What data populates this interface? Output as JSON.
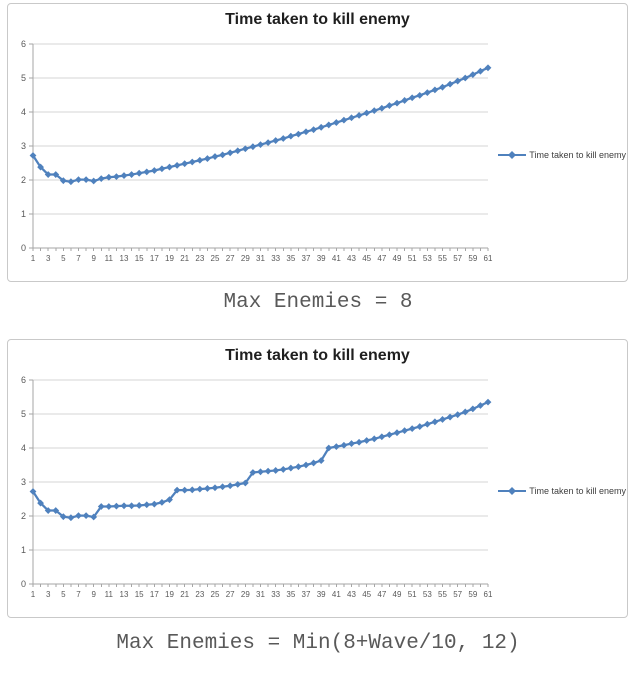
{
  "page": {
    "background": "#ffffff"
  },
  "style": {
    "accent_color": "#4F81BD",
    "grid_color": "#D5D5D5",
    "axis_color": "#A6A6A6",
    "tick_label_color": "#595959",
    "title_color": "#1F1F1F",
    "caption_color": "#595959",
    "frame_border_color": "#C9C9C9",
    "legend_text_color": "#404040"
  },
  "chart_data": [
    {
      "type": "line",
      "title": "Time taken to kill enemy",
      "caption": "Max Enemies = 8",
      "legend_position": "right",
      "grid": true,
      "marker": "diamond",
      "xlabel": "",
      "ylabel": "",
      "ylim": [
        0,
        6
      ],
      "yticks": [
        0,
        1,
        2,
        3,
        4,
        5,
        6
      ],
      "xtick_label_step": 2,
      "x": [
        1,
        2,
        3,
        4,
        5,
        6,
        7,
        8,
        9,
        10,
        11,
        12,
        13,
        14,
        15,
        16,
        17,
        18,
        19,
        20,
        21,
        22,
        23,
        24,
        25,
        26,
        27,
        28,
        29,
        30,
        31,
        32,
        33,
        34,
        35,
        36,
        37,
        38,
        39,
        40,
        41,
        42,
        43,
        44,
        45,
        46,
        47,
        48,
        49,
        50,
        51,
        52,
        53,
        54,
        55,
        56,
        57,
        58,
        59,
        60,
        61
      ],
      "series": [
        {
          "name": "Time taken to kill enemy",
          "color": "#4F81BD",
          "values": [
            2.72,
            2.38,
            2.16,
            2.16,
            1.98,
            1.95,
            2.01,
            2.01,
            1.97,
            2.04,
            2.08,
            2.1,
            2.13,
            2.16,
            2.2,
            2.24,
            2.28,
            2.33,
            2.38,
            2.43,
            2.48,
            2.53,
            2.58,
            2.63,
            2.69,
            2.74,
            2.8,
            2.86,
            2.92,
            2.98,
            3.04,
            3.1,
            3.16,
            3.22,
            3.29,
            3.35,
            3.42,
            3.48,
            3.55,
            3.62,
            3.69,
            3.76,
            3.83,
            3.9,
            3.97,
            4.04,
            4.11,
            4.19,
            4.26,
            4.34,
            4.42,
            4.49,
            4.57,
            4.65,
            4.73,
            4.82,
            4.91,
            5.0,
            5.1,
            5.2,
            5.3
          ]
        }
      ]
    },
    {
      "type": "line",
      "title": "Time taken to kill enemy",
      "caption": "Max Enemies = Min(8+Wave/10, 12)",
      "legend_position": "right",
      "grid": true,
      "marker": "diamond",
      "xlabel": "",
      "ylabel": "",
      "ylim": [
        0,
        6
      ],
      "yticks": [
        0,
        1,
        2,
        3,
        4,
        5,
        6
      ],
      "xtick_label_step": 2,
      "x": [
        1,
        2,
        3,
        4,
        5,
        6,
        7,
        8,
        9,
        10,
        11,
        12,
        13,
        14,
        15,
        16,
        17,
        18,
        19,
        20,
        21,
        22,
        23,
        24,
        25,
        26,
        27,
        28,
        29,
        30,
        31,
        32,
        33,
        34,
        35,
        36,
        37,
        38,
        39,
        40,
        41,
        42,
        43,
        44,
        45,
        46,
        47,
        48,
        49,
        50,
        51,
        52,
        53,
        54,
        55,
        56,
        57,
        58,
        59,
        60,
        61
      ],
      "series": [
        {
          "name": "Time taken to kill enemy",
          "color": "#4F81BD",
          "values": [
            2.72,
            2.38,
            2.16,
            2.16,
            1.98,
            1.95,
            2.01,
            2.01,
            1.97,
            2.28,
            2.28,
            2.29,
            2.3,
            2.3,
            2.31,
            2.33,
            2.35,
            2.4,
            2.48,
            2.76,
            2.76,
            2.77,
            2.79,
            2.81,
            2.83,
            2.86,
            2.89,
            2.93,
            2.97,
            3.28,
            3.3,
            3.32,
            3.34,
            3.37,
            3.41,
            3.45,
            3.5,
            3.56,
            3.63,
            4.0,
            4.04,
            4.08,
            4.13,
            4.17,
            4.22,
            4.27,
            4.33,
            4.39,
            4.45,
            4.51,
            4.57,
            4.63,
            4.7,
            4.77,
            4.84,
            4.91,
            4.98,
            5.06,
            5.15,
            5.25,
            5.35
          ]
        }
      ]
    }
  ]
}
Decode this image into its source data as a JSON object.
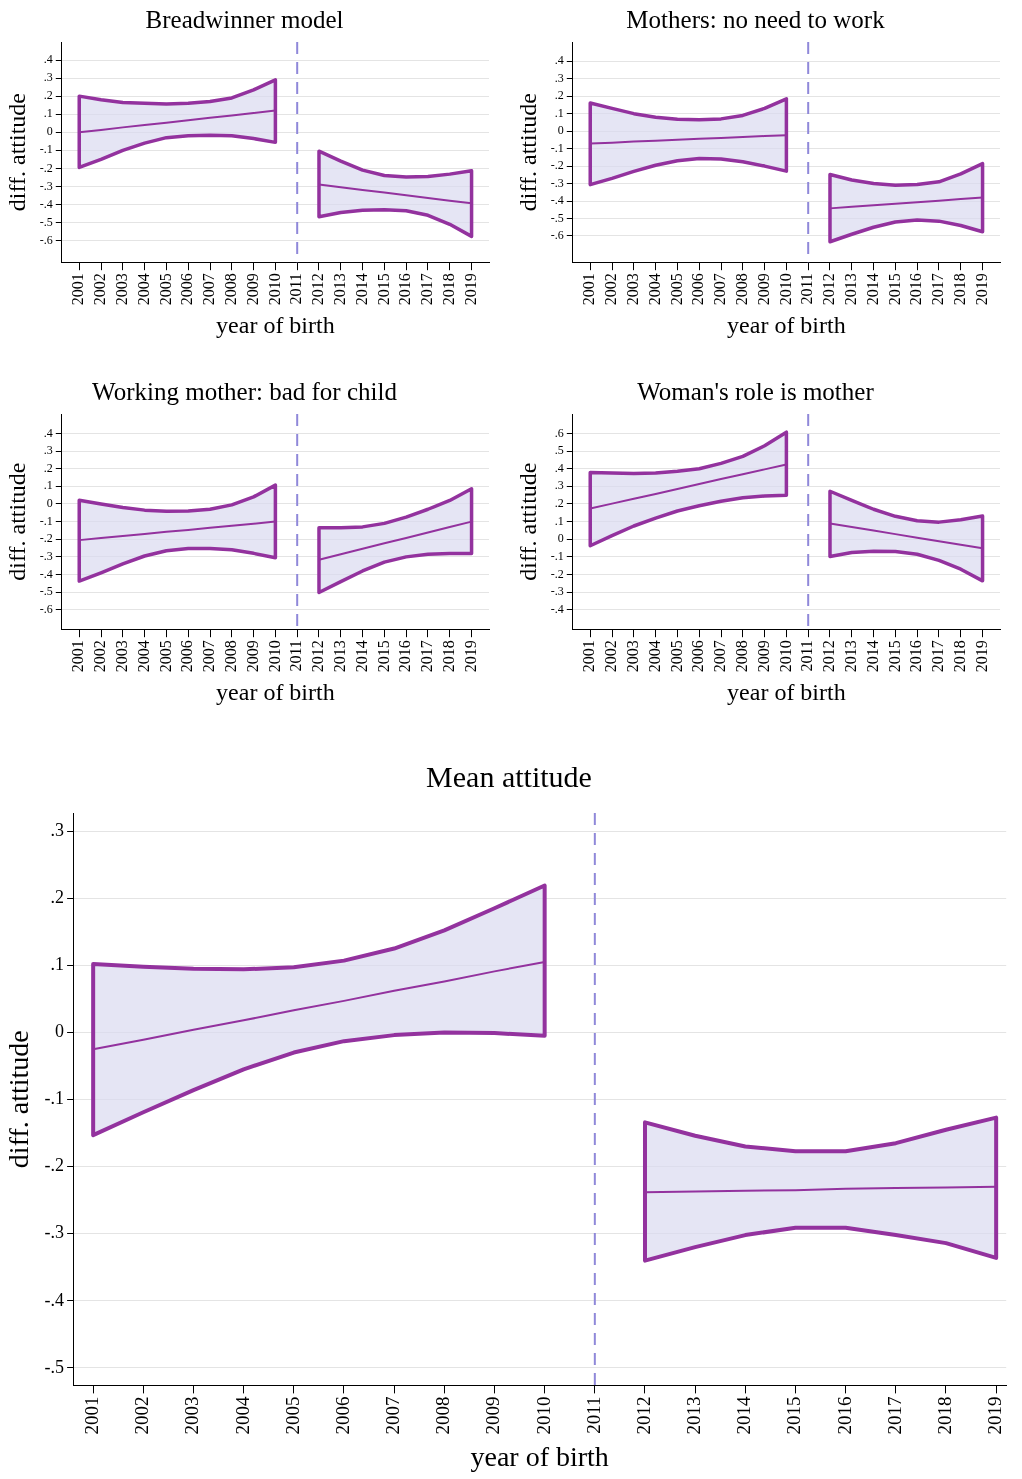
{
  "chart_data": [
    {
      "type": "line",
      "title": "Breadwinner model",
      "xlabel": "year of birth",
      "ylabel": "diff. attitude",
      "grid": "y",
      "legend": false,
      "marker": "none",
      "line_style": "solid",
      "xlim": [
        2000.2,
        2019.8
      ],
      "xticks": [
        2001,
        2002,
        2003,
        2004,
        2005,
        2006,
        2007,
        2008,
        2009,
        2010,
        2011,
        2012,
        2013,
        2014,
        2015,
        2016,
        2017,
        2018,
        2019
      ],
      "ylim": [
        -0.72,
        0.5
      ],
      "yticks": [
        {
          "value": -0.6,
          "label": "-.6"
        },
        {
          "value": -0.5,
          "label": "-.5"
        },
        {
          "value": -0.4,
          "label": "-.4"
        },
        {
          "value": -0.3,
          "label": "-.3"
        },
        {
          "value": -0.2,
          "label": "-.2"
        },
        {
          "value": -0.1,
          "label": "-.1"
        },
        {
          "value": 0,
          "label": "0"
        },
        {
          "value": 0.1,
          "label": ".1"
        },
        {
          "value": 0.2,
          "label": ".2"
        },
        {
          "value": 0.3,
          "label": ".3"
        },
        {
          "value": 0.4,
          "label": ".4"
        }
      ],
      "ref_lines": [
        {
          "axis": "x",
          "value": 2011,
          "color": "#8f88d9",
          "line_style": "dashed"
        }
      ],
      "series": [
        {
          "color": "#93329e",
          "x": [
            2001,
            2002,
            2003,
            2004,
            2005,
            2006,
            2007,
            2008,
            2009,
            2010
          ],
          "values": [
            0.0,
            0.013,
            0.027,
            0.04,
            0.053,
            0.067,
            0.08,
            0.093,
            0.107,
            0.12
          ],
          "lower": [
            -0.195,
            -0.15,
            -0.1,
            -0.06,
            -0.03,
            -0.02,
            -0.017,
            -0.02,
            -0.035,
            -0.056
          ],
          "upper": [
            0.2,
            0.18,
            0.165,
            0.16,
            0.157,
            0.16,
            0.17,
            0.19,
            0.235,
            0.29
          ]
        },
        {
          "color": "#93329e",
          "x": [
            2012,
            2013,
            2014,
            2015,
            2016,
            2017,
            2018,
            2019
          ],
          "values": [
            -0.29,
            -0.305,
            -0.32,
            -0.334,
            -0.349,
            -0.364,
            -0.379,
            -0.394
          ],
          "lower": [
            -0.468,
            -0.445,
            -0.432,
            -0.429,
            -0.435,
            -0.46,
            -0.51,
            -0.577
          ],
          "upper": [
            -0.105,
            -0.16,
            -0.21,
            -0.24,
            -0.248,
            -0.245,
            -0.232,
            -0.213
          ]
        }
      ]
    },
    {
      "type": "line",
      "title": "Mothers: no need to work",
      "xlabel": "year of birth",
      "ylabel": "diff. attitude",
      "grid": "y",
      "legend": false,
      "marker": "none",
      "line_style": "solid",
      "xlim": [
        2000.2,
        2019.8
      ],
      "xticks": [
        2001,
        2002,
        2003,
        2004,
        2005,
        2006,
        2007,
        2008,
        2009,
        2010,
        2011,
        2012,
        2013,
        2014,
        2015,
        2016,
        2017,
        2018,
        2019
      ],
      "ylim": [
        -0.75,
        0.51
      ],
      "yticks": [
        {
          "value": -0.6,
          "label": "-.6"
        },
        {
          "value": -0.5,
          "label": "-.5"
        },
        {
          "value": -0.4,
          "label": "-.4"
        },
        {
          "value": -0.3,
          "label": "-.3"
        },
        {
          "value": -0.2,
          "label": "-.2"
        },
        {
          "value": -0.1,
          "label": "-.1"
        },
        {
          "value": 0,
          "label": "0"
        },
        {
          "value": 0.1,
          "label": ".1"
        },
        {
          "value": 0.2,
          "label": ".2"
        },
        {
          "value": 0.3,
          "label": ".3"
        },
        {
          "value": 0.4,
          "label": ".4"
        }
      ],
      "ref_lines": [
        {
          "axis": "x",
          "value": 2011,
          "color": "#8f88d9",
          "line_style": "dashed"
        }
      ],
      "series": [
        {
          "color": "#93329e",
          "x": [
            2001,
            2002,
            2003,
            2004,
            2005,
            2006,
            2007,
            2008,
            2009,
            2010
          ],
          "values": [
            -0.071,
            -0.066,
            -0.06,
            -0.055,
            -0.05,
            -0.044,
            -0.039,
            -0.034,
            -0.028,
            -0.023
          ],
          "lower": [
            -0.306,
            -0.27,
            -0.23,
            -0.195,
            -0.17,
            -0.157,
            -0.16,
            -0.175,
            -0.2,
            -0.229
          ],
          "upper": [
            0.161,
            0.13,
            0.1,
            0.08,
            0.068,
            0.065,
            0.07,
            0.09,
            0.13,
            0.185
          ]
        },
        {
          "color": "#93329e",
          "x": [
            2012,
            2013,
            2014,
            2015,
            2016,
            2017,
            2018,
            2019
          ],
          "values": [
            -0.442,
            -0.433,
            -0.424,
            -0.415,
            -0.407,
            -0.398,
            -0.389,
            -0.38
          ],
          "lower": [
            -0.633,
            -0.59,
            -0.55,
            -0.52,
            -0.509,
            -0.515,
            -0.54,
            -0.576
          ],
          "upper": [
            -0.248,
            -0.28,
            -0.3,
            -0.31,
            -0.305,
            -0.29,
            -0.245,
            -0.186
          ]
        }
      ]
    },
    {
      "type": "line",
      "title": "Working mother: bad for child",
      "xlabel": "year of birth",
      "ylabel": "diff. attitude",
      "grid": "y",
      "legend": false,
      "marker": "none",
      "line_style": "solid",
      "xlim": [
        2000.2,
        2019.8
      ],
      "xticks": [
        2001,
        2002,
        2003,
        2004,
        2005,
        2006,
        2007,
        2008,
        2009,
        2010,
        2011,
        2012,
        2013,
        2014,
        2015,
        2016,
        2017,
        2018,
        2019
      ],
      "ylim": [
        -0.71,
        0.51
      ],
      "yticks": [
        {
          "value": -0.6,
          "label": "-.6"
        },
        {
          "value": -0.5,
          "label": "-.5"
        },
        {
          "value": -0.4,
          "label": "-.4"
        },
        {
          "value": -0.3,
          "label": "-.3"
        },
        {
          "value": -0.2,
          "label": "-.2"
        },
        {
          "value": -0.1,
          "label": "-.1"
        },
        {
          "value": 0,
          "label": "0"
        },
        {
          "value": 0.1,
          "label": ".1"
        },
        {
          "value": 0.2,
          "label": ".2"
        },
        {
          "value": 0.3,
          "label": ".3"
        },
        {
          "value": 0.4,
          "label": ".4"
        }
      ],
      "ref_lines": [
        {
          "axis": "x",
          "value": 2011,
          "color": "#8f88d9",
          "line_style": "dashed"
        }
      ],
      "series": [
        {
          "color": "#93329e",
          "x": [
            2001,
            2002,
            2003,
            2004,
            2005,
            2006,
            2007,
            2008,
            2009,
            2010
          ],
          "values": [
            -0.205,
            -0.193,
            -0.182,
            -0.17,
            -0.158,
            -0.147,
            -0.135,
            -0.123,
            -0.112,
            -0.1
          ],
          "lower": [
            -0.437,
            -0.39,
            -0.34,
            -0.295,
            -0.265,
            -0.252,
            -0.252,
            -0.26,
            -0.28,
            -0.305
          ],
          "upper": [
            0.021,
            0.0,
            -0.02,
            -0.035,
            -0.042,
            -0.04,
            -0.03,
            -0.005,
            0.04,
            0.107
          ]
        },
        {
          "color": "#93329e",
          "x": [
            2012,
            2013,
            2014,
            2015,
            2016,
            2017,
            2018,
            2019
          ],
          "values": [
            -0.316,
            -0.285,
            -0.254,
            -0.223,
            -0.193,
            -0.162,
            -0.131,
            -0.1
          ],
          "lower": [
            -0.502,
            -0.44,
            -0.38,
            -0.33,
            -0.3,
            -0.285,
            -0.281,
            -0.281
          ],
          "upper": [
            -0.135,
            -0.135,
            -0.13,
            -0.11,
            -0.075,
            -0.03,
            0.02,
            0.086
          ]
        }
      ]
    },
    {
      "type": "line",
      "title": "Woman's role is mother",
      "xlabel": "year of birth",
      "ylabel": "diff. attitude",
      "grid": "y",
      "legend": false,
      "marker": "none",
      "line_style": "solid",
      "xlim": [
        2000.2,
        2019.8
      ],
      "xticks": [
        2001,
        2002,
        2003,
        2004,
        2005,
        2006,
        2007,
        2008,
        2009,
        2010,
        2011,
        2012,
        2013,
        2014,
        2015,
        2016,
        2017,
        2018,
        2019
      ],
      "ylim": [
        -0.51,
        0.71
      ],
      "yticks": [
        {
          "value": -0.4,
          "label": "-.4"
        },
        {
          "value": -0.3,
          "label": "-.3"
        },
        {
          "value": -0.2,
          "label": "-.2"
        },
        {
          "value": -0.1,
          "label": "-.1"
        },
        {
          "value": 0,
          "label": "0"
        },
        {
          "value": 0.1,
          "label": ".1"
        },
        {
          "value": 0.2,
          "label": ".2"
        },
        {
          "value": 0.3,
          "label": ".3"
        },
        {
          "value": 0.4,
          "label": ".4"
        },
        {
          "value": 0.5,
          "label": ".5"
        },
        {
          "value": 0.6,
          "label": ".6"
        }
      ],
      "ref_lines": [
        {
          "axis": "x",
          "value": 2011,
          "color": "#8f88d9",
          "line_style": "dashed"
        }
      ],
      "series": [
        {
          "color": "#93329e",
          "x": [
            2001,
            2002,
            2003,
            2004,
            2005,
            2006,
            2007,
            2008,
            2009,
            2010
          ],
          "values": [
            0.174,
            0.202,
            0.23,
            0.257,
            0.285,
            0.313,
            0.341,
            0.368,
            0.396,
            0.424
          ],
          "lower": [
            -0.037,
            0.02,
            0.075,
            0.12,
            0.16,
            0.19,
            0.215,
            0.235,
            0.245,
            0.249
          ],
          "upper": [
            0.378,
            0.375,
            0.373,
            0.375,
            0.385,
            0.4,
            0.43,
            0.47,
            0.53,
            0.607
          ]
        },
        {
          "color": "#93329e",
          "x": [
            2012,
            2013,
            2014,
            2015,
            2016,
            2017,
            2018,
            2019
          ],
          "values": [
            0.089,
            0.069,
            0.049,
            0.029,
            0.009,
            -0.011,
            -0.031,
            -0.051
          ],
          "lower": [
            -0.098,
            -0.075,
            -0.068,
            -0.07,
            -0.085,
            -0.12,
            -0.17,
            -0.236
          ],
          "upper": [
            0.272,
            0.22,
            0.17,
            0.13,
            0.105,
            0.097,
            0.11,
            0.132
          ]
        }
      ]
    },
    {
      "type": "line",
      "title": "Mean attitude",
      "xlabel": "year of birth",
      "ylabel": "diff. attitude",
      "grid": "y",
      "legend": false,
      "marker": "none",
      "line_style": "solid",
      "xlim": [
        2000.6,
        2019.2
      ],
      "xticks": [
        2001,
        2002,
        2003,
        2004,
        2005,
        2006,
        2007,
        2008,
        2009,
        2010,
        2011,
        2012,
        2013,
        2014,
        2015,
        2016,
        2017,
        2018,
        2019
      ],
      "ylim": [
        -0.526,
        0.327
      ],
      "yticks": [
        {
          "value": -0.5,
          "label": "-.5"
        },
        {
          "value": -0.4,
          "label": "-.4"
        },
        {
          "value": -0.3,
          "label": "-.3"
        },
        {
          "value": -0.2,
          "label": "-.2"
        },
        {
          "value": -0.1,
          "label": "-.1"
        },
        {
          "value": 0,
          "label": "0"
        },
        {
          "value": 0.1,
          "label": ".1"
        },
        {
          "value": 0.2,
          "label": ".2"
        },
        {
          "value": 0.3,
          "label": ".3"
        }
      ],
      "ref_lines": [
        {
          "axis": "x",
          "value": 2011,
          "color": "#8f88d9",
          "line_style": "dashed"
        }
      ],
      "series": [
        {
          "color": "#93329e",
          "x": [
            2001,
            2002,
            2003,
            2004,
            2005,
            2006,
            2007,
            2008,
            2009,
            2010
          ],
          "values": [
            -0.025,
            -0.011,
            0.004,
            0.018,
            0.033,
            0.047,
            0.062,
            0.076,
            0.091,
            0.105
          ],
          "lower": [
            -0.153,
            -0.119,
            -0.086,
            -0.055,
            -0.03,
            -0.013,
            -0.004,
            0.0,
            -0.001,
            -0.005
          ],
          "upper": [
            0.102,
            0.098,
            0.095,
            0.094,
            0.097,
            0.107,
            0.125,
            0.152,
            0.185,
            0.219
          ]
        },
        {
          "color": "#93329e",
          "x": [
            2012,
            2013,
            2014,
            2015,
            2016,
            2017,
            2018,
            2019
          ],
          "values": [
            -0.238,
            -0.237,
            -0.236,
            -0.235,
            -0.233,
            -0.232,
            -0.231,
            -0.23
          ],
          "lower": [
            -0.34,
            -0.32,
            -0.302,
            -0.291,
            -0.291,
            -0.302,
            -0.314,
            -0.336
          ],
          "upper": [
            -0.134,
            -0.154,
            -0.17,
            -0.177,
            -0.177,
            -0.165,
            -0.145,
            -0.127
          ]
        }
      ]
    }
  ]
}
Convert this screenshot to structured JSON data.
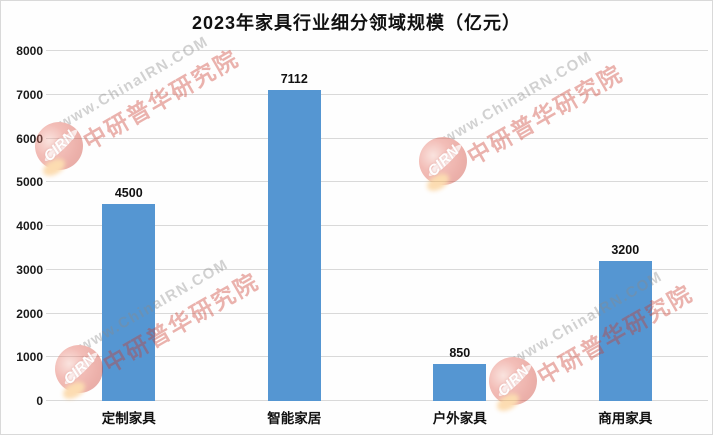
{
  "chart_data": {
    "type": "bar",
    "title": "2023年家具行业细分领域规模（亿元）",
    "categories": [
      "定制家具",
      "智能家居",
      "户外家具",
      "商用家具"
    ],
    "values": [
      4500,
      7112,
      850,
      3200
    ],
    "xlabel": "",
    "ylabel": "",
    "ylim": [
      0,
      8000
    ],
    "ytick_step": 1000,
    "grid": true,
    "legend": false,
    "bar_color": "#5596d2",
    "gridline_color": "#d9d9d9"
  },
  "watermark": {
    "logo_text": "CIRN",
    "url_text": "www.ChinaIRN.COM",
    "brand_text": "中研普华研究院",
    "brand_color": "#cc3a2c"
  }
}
..............................
> _SHORT PROBLEM_: In the records above, locate the line containing "Convert this screenshot", then copy exactly that line and every line after it through the end, omitting pictures.

> _TASK ANSWER_:
Convert this screenshot to structured JSON data.
{
  "chart_data": {
    "type": "bar",
    "title": "2023年家具行业细分领域规模（亿元）",
    "categories": [
      "定制家具",
      "智能家居",
      "户外家具",
      "商用家具"
    ],
    "values": [
      4500,
      7112,
      850,
      3200
    ],
    "xlabel": "",
    "ylabel": "",
    "ylim": [
      0,
      8000
    ],
    "ytick_step": 1000,
    "grid": true,
    "legend": false,
    "bar_color": "#5596d2",
    "gridline_color": "#d9d9d9"
  },
  "watermark": {
    "logo_text": "CIRN",
    "url_text": "www.ChinaIRN.COM",
    "brand_text": "中研普华研究院",
    "brand_color": "#cc3a2c"
  }
}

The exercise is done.